> Work to be completed: Lay out every line of the items below as a single numbered list, omitting any blank lines.

> Exercise material:

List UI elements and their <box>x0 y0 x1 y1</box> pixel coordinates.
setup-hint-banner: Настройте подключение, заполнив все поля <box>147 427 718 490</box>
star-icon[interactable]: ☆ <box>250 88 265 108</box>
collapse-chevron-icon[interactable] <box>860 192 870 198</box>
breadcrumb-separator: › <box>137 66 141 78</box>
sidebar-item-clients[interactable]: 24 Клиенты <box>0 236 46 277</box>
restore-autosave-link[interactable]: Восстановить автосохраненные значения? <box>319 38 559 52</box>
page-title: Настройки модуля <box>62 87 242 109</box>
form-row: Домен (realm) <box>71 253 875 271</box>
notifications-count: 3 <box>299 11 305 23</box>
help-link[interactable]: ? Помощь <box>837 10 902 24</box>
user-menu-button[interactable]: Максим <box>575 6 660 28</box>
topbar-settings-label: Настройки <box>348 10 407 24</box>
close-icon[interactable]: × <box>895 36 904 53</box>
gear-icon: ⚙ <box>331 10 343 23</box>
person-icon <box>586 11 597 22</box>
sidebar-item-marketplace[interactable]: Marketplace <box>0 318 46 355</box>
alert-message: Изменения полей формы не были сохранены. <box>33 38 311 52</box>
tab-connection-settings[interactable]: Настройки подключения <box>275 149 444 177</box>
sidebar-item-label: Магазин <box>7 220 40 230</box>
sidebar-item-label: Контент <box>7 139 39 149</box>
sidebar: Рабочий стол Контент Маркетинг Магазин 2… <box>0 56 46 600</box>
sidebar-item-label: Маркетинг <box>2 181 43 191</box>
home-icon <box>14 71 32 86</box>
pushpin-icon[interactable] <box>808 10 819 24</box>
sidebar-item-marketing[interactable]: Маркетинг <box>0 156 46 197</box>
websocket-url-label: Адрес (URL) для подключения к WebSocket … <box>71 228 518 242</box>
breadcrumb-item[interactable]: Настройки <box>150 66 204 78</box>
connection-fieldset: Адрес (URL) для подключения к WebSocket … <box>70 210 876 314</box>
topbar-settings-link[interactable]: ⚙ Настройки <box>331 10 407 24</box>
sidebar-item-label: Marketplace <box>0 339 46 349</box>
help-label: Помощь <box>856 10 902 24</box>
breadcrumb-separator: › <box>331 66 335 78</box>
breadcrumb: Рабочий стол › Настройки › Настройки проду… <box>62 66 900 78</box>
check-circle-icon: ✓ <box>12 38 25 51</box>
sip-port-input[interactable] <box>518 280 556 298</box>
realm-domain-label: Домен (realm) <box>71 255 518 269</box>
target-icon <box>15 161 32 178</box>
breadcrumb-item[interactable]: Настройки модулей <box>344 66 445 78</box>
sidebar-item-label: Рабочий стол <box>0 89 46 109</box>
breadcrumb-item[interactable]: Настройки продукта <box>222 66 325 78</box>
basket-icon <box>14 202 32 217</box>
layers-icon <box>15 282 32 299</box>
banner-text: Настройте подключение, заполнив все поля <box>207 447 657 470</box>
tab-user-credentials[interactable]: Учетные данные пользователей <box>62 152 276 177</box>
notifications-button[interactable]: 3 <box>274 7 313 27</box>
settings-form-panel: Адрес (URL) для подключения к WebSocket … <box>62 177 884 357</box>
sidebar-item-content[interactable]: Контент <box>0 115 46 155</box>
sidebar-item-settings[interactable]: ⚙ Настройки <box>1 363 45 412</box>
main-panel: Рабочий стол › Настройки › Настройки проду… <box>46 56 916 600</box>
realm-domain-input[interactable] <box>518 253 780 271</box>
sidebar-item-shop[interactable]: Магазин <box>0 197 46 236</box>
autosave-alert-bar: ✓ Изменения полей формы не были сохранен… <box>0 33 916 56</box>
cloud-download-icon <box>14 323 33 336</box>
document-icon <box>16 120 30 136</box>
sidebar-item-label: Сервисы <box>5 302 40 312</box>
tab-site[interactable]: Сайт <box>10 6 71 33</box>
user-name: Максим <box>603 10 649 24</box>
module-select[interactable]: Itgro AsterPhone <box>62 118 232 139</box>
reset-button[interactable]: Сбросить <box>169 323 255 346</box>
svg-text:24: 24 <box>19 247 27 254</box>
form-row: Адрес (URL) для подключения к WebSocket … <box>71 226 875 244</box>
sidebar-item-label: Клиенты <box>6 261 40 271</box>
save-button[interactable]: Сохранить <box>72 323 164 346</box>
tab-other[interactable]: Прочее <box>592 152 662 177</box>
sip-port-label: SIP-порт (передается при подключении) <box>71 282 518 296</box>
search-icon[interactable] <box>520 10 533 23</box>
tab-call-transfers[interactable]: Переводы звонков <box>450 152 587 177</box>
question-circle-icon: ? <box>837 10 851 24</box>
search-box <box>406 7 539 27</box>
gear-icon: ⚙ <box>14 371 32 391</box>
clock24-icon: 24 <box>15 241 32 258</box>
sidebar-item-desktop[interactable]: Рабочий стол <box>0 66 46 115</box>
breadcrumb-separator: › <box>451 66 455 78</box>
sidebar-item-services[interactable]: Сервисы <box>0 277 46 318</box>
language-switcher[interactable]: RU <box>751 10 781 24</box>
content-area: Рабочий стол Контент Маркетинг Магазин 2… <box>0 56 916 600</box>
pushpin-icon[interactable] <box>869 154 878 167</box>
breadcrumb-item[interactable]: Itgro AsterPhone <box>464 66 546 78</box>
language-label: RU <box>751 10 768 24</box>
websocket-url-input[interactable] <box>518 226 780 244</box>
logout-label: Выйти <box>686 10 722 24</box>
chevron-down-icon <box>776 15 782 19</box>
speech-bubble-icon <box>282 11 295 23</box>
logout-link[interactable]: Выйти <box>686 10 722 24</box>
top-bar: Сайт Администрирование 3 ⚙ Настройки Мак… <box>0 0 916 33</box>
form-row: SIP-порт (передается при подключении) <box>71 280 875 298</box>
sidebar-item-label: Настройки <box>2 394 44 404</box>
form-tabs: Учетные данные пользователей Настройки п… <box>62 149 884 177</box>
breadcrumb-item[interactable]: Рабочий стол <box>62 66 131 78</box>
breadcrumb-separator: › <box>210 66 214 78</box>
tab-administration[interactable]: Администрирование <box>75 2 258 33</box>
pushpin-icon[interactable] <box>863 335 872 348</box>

> Result:
1. List UI elements and their <box>x0 y0 x1 y1</box> pixel coordinates.
2. setup-hint-banner: Настройте подключение, заполнив все поля <box>147 427 718 490</box>
3. star-icon[interactable]: ☆ <box>250 88 265 108</box>
4. collapse-chevron-icon[interactable] <box>860 192 870 198</box>
5. breadcrumb-separator: › <box>137 66 141 78</box>
6. sidebar-item-clients[interactable]: 24 Клиенты <box>0 236 46 277</box>
7. restore-autosave-link[interactable]: Восстановить автосохраненные значения? <box>319 38 559 52</box>
8. page-title: Настройки модуля <box>62 87 242 109</box>
9. form-row: Домен (realm) <box>71 253 875 271</box>
10. notifications-count: 3 <box>299 11 305 23</box>
11. help-link[interactable]: ? Помощь <box>837 10 902 24</box>
12. user-menu-button[interactable]: Максим <box>575 6 660 28</box>
13. topbar-settings-label: Настройки <box>348 10 407 24</box>
14. close-icon[interactable]: × <box>895 36 904 53</box>
15. gear-icon: ⚙ <box>331 10 343 23</box>
16. person-icon <box>586 11 597 22</box>
17. sidebar-item-marketplace[interactable]: Marketplace <box>0 318 46 355</box>
18. alert-message: Изменения полей формы не были сохранены. <box>33 38 311 52</box>
19. tab-connection-settings[interactable]: Настройки подключения <box>275 149 444 177</box>
20. sidebar-item-label: Магазин <box>7 220 40 230</box>
21. sidebar-item-label: Контент <box>7 139 39 149</box>
22. sidebar: Рабочий стол Контент Маркетинг Магазин 2… <box>0 56 46 600</box>
23. sidebar-item-label: Маркетинг <box>2 181 43 191</box>
24. home-icon <box>14 71 32 86</box>
25. pushpin-icon[interactable] <box>808 10 819 24</box>
26. sidebar-item-marketing[interactable]: Маркетинг <box>0 156 46 197</box>
27. websocket-url-label: Адрес (URL) для подключения к WebSocket … <box>71 228 518 242</box>
28. breadcrumb-item[interactable]: Настройки <box>150 66 204 78</box>
29. connection-fieldset: Адрес (URL) для подключения к WebSocket … <box>70 210 876 314</box>
30. topbar-settings-link[interactable]: ⚙ Настройки <box>331 10 407 24</box>
31. sidebar-item-label: Marketplace <box>0 339 46 349</box>
32. help-label: Помощь <box>856 10 902 24</box>
33. breadcrumb-separator: › <box>331 66 335 78</box>
34. breadcrumb: Рабочий стол › Настройки › Настройки проду… <box>62 66 900 78</box>
35. check-circle-icon: ✓ <box>12 38 25 51</box>
36. sip-port-input[interactable] <box>518 280 556 298</box>
37. realm-domain-label: Домен (realm) <box>71 255 518 269</box>
38. target-icon <box>15 161 32 178</box>
39. breadcrumb-item[interactable]: Настройки модулей <box>344 66 445 78</box>
40. sidebar-item-label: Рабочий стол <box>0 89 46 109</box>
41. breadcrumb-item[interactable]: Настройки продукта <box>222 66 325 78</box>
42. basket-icon <box>14 202 32 217</box>
43. layers-icon <box>15 282 32 299</box>
44. banner-text: Настройте подключение, заполнив все поля <box>207 447 657 470</box>
45. tab-user-credentials[interactable]: Учетные данные пользователей <box>62 152 276 177</box>
46. notifications-button[interactable]: 3 <box>274 7 313 27</box>
47. settings-form-panel: Адрес (URL) для подключения к WebSocket … <box>62 177 884 357</box>
48. sidebar-item-content[interactable]: Контент <box>0 115 46 155</box>
49. sidebar-item-settings[interactable]: ⚙ Настройки <box>1 363 45 412</box>
50. main-panel: Рабочий стол › Настройки › Настройки проду… <box>46 56 916 600</box>
51. realm-domain-input[interactable] <box>518 253 780 271</box>
52. sidebar-item-shop[interactable]: Магазин <box>0 197 46 236</box>
53. autosave-alert-bar: ✓ Изменения полей формы не были сохранен… <box>0 33 916 56</box>
54. cloud-download-icon <box>14 323 33 336</box>
55. document-icon <box>16 120 30 136</box>
56. sidebar-item-label: Сервисы <box>5 302 40 312</box>
57. tab-site[interactable]: Сайт <box>10 6 71 33</box>
58. user-name: Максим <box>603 10 649 24</box>
59. module-select[interactable]: Itgro AsterPhone <box>62 118 232 139</box>
60. reset-button[interactable]: Сбросить <box>169 323 255 346</box>
61. svg-text:24: 24 <box>19 247 27 254</box>
62. form-row: Адрес (URL) для подключения к WebSocket … <box>71 226 875 244</box>
63. sidebar-item-label: Клиенты <box>6 261 40 271</box>
64. save-button[interactable]: Сохранить <box>72 323 164 346</box>
65. tab-other[interactable]: Прочее <box>592 152 662 177</box>
66. sip-port-label: SIP-порт (передается при подключении) <box>71 282 518 296</box>
67. search-icon[interactable] <box>520 10 533 23</box>
68. tab-call-transfers[interactable]: Переводы звонков <box>450 152 587 177</box>
69. question-circle-icon: ? <box>837 10 851 24</box>
70. search-box <box>406 7 539 27</box>
71. gear-icon: ⚙ <box>14 371 32 391</box>
72. clock24-icon: 24 <box>15 241 32 258</box>
73. sidebar-item-desktop[interactable]: Рабочий стол <box>0 66 46 115</box>
74. breadcrumb-separator: › <box>451 66 455 78</box>
75. sidebar-item-services[interactable]: Сервисы <box>0 277 46 318</box>
76. language-switcher[interactable]: RU <box>751 10 781 24</box>
77. content-area: Рабочий стол Контент Маркетинг Магазин 2… <box>0 56 916 600</box>
78. pushpin-icon[interactable] <box>869 154 878 167</box>
79. breadcrumb-item[interactable]: Itgro AsterPhone <box>464 66 546 78</box>
80. language-label: RU <box>751 10 768 24</box>
81. websocket-url-input[interactable] <box>518 226 780 244</box>
82. logout-label: Выйти <box>686 10 722 24</box>
83. chevron-down-icon <box>776 15 782 19</box>
84. speech-bubble-icon <box>282 11 295 23</box>
85. logout-link[interactable]: Выйти <box>686 10 722 24</box>
86. top-bar: Сайт Администрирование 3 ⚙ Настройки Мак… <box>0 0 916 33</box>
87. form-row: SIP-порт (передается при подключении) <box>71 280 875 298</box>
88. sidebar-item-label: Настройки <box>2 394 44 404</box>
89. form-tabs: Учетные данные пользователей Настройки п… <box>62 149 884 177</box>
90. breadcrumb-item[interactable]: Рабочий стол <box>62 66 131 78</box>
91. breadcrumb-separator: › <box>210 66 214 78</box>
92. tab-administration[interactable]: Администрирование <box>75 2 258 33</box>
93. pushpin-icon[interactable] <box>863 335 872 348</box>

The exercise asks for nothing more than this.